# What the task requires:
Search the material below for the string "места" and list each line that holds it.

# Data entries:
++++
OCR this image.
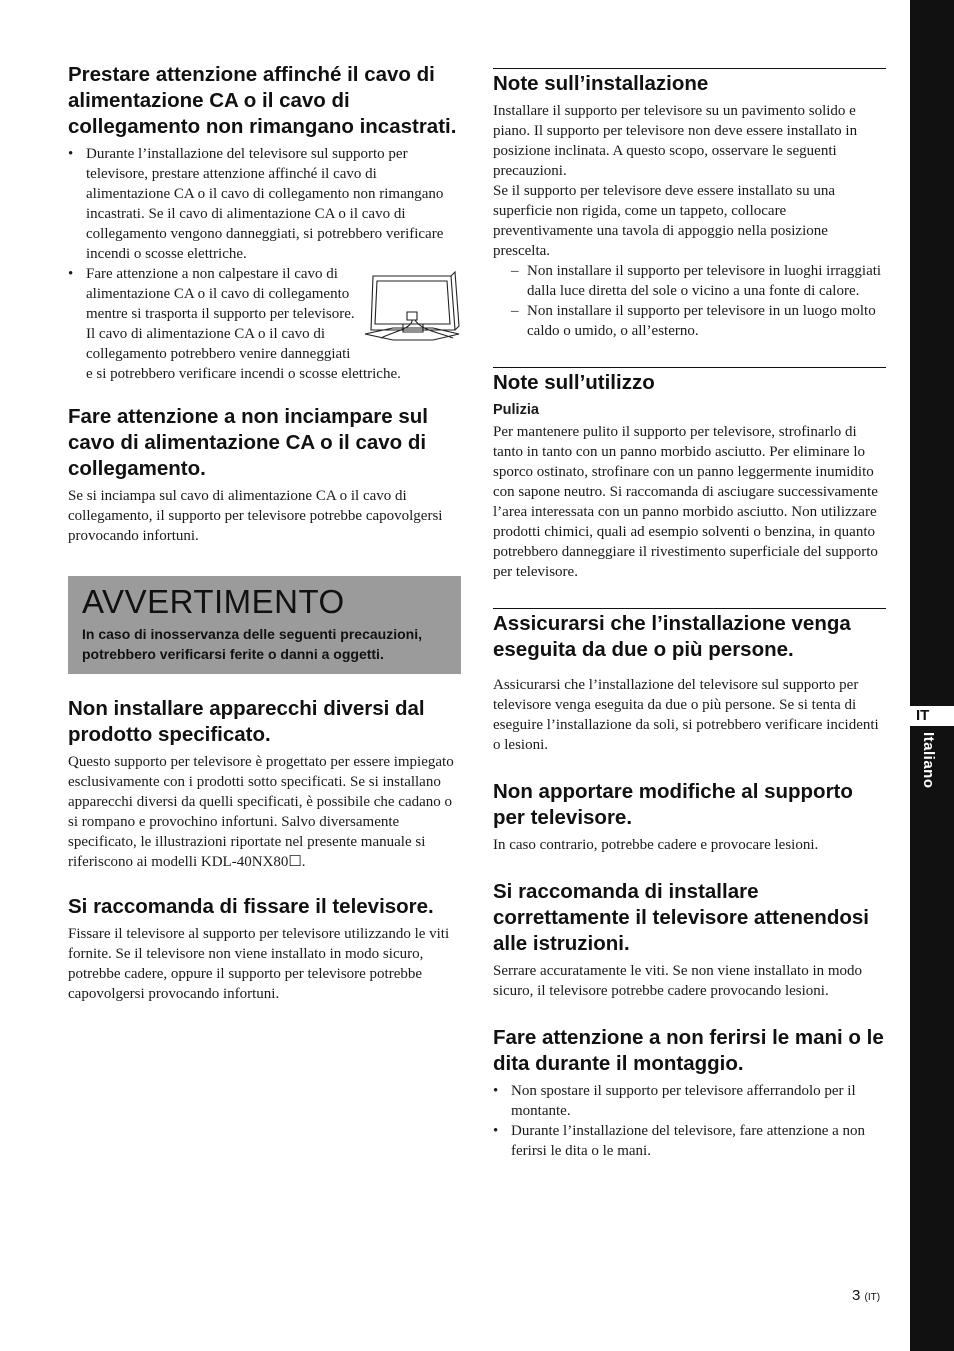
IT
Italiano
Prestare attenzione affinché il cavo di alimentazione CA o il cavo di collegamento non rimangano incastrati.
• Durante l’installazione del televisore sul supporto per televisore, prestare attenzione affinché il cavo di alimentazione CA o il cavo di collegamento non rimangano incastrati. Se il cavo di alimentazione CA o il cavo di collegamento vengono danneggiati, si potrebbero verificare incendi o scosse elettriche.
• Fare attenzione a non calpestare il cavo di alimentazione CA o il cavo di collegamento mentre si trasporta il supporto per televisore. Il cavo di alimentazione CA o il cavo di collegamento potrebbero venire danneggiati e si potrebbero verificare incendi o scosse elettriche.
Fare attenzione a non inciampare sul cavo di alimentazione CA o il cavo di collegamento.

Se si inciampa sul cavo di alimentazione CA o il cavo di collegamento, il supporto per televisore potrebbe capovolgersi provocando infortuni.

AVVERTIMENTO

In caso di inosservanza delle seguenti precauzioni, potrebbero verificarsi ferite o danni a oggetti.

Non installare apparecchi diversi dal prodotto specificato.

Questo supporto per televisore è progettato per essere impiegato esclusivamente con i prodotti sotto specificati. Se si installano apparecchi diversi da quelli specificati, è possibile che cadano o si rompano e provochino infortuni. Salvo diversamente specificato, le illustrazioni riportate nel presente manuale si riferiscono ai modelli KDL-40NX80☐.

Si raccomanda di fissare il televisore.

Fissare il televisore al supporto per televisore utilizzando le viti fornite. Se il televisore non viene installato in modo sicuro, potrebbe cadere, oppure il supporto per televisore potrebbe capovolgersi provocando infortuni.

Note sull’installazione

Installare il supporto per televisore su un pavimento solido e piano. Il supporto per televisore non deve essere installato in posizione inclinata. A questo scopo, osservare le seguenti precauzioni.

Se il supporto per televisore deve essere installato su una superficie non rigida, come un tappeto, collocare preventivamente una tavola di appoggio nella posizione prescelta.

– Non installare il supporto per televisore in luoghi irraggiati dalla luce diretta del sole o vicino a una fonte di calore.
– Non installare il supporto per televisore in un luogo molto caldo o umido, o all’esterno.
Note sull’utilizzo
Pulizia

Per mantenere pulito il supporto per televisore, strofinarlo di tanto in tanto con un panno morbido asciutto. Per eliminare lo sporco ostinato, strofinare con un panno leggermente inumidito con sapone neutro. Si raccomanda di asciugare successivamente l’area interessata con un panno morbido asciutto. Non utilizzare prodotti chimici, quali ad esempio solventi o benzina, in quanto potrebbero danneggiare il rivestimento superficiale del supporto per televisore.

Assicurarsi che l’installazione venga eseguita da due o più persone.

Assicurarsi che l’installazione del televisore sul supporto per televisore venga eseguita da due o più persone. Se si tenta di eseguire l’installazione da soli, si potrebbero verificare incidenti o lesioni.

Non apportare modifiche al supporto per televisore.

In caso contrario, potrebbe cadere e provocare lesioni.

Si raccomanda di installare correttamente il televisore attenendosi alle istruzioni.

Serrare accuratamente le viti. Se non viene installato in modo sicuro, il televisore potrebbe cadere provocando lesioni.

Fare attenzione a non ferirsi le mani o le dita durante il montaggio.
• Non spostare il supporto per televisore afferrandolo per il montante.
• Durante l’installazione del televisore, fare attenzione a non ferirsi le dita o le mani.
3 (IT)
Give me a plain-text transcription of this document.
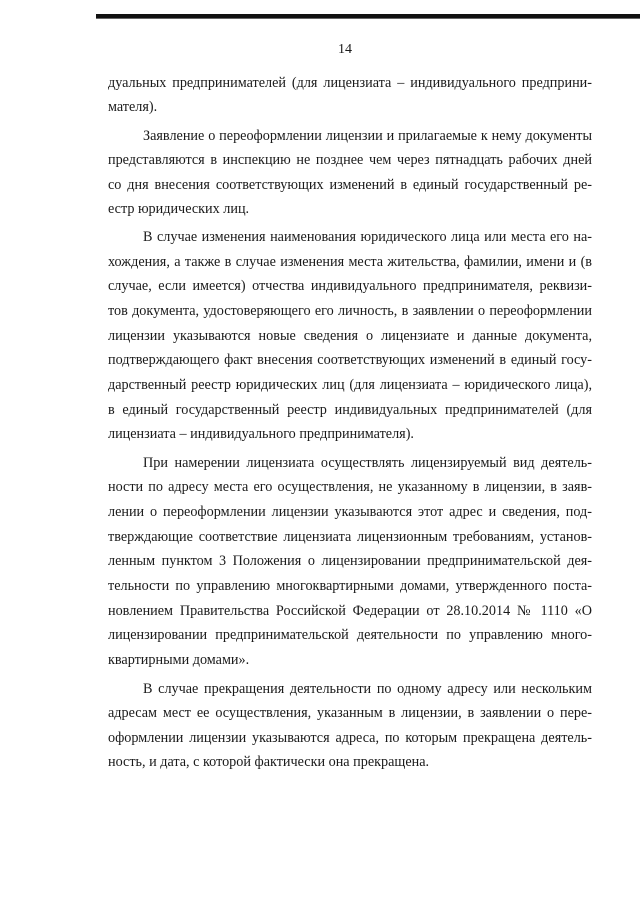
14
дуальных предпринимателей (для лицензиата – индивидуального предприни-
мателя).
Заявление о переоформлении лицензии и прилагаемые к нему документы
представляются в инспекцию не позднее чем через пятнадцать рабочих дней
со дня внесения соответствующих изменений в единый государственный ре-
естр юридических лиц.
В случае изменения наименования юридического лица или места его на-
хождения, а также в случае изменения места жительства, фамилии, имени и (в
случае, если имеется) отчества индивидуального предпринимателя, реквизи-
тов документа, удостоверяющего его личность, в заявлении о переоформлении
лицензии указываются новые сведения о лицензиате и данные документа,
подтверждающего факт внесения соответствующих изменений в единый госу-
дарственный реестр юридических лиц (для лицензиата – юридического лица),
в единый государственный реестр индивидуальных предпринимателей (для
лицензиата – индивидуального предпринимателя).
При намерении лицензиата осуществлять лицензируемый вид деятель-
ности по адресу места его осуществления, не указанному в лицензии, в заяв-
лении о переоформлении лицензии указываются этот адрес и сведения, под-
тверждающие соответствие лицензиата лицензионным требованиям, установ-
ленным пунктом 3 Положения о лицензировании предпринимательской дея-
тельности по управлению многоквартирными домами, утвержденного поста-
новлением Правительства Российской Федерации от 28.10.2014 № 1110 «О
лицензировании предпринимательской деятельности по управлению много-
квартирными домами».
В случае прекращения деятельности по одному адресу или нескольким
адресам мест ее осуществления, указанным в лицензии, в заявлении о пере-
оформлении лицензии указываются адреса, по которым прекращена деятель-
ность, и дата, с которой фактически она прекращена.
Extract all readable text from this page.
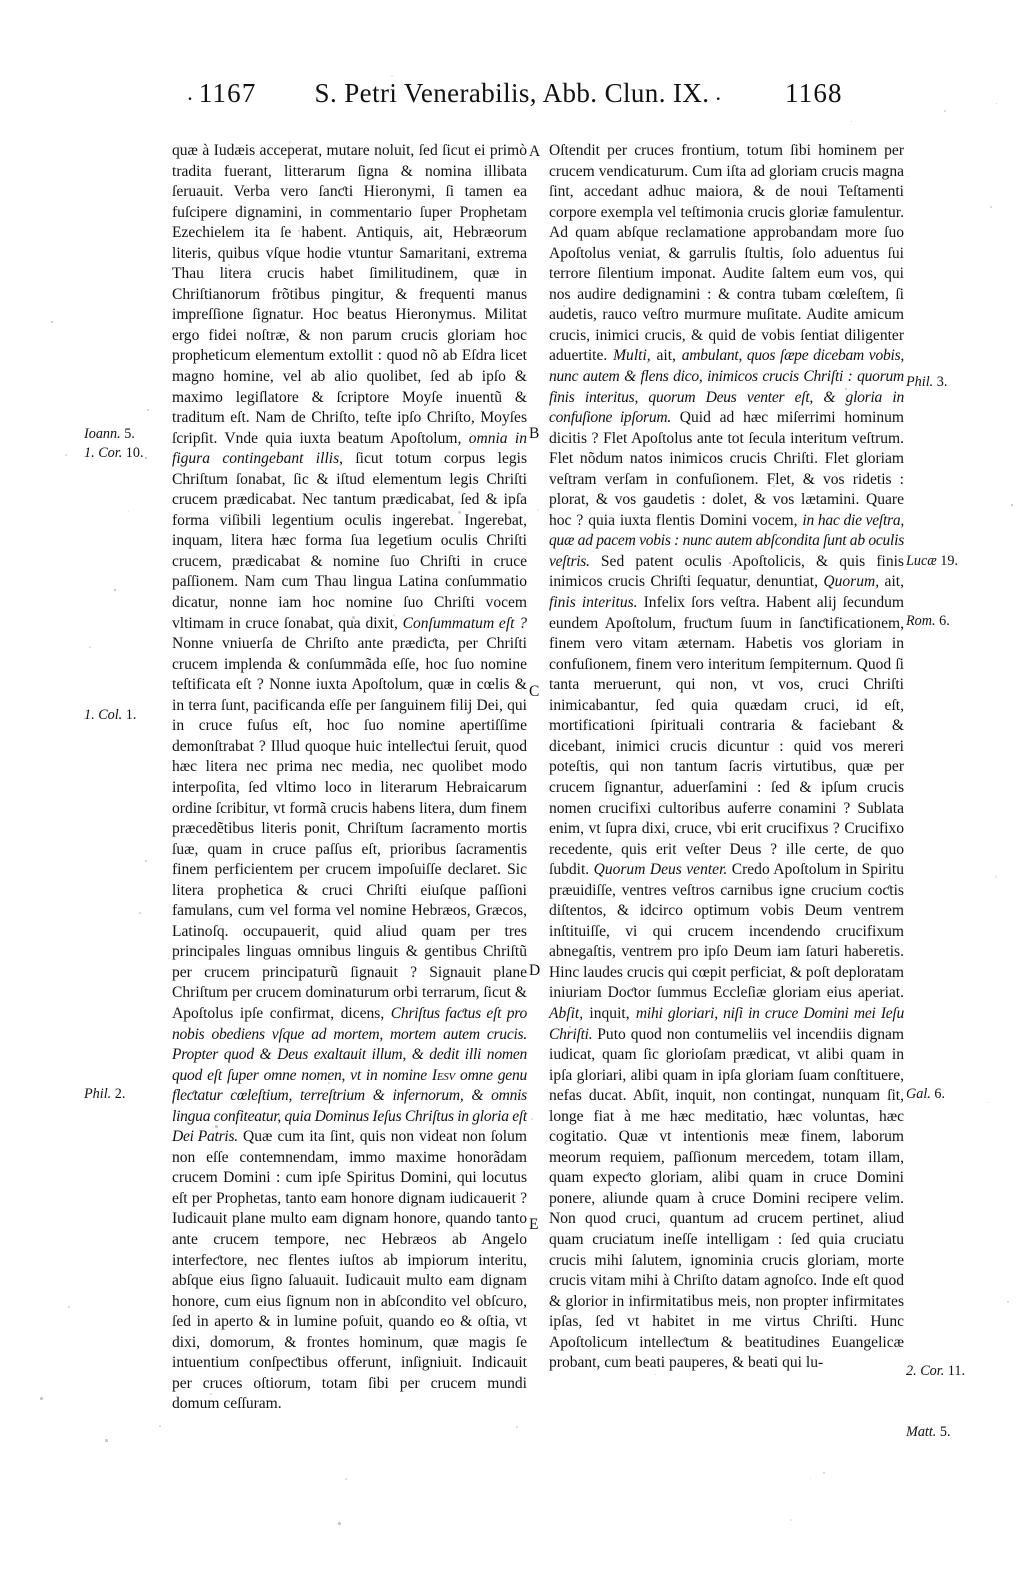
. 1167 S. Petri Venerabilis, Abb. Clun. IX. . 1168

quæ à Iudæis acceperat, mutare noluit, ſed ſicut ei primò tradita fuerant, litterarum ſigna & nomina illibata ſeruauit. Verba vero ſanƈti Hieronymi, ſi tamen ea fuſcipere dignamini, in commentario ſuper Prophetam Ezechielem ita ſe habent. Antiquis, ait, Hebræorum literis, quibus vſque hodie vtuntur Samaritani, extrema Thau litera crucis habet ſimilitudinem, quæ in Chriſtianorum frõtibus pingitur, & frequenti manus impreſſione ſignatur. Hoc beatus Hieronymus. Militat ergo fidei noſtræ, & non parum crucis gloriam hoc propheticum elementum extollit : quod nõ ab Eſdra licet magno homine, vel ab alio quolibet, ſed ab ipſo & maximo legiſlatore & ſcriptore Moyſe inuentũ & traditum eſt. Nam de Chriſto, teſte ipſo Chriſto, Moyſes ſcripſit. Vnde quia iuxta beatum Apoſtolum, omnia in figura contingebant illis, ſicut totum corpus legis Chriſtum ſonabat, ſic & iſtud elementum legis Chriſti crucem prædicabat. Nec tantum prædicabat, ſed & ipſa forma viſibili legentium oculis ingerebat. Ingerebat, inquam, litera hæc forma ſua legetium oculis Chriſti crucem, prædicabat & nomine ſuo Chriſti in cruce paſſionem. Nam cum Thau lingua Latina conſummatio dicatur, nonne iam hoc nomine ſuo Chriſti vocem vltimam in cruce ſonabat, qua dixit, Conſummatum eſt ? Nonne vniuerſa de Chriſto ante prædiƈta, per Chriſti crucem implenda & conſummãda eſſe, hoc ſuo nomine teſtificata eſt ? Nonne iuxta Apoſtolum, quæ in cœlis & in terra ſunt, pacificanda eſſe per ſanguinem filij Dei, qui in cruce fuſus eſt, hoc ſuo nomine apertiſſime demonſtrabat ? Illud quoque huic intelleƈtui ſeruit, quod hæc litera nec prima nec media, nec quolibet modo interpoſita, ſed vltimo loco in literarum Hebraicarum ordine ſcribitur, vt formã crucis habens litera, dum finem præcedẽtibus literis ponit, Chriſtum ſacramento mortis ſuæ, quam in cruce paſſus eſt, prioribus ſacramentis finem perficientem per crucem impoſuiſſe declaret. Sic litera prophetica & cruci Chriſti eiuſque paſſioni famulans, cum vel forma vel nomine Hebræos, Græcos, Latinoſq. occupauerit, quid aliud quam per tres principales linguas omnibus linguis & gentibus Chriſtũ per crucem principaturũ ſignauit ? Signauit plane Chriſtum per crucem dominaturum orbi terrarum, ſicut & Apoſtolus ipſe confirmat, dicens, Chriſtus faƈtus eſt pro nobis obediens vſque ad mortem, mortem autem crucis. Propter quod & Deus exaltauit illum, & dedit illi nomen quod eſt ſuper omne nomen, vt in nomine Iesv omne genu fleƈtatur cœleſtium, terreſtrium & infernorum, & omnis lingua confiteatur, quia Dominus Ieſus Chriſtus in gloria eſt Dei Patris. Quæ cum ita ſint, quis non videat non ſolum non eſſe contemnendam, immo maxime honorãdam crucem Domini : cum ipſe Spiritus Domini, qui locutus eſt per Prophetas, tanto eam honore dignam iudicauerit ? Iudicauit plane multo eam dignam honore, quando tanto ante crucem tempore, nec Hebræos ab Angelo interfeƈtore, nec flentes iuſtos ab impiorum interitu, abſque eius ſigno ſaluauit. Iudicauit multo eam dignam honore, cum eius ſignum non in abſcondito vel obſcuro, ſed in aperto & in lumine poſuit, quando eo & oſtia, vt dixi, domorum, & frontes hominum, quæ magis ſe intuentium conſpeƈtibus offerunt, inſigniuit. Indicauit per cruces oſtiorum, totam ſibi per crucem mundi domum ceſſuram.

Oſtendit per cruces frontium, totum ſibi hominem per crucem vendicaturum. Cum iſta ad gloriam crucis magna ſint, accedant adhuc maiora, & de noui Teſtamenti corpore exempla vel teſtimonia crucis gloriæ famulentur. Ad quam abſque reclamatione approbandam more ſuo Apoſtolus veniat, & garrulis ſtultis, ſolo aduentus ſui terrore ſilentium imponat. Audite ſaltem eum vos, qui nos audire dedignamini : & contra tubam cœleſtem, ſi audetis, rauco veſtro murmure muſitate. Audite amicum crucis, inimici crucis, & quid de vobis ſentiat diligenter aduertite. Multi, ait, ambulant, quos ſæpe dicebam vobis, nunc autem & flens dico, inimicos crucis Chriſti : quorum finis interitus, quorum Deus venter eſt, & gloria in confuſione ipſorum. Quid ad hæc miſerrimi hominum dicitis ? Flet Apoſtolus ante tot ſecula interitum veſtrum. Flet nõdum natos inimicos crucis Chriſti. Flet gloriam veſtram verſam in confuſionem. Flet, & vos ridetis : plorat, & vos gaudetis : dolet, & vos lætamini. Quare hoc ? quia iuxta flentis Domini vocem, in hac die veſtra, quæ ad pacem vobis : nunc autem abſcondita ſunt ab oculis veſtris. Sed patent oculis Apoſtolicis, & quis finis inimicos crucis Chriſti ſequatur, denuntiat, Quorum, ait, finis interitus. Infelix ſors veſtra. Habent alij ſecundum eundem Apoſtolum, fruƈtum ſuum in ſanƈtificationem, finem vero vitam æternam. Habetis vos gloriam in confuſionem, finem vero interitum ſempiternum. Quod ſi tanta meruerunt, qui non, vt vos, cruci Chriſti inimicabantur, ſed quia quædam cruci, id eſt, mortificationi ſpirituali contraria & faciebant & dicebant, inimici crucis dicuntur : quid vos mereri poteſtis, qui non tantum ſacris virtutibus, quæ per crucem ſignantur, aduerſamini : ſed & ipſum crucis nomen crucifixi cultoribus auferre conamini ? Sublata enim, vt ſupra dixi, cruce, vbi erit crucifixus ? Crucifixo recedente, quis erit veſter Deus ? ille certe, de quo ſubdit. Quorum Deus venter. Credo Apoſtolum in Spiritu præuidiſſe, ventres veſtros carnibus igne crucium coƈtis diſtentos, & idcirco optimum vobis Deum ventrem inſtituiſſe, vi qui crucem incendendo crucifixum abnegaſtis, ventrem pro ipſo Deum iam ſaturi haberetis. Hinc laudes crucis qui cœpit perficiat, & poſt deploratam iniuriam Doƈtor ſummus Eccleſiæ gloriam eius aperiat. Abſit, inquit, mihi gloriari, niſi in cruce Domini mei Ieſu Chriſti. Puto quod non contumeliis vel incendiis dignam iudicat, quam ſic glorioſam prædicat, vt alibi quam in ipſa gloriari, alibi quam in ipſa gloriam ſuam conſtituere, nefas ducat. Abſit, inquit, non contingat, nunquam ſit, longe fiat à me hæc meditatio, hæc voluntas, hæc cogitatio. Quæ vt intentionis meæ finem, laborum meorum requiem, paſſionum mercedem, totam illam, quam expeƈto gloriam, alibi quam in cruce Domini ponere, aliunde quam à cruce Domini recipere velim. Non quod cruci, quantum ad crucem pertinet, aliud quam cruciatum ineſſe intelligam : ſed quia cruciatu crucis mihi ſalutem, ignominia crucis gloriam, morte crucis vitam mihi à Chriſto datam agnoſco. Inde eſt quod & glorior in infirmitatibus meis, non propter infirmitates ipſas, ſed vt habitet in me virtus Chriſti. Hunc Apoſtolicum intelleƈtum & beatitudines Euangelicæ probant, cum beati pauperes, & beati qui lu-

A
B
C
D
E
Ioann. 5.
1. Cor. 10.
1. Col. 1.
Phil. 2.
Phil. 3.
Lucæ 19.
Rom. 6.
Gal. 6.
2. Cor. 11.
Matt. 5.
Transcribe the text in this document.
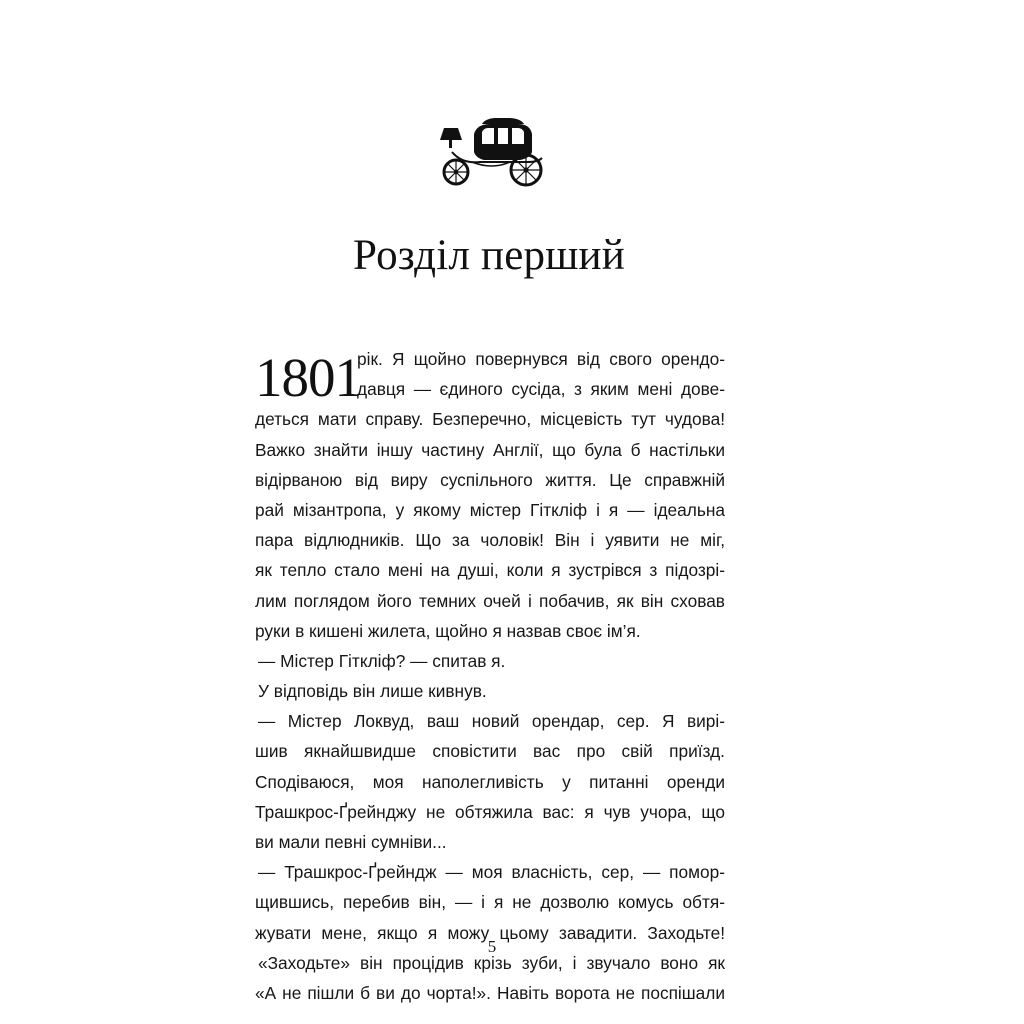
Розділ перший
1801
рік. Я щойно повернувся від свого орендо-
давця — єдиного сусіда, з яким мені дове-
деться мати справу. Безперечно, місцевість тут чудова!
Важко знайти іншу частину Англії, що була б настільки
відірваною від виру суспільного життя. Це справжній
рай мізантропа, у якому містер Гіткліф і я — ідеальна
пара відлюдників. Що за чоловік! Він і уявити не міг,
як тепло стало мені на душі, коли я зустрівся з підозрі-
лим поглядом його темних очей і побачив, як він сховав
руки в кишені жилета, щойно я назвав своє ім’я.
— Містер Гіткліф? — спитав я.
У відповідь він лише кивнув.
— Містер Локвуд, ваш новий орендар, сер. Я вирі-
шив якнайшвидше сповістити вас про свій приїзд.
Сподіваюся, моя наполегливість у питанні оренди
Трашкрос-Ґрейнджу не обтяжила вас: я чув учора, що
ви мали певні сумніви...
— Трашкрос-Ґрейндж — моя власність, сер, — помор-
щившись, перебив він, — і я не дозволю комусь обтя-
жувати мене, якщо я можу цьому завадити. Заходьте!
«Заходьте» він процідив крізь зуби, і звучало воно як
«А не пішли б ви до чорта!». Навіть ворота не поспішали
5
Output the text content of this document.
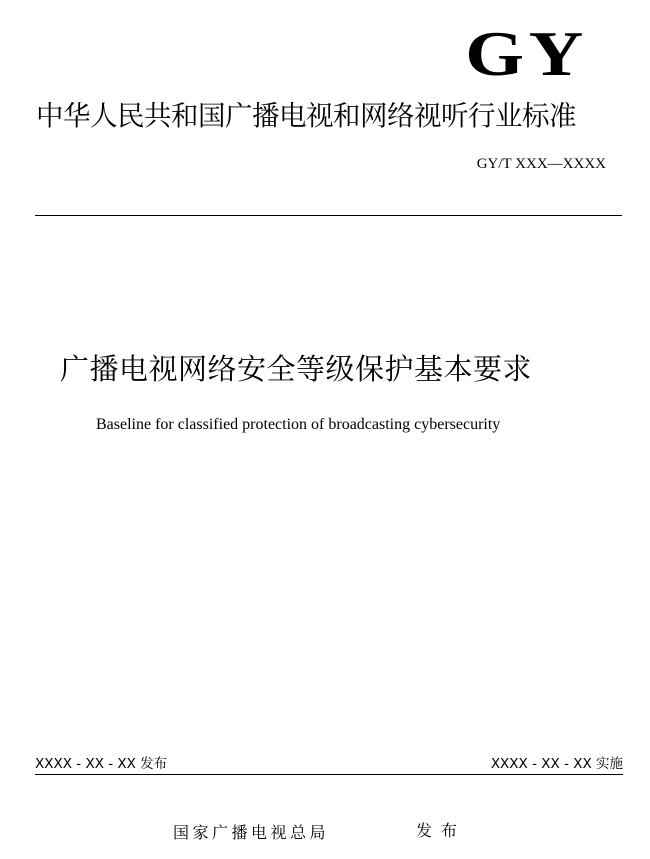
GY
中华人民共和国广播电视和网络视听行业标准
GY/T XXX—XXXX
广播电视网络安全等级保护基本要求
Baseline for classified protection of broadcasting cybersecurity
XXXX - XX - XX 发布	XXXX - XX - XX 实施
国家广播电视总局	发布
++++
# Task result:
В случае изменения наименования юридического лица или места его на-
хождения, а также в случае изменения места жительства, фамилии, имени и (в
ности по адресу места его осуществления, не указанному в лицензии, в заяв-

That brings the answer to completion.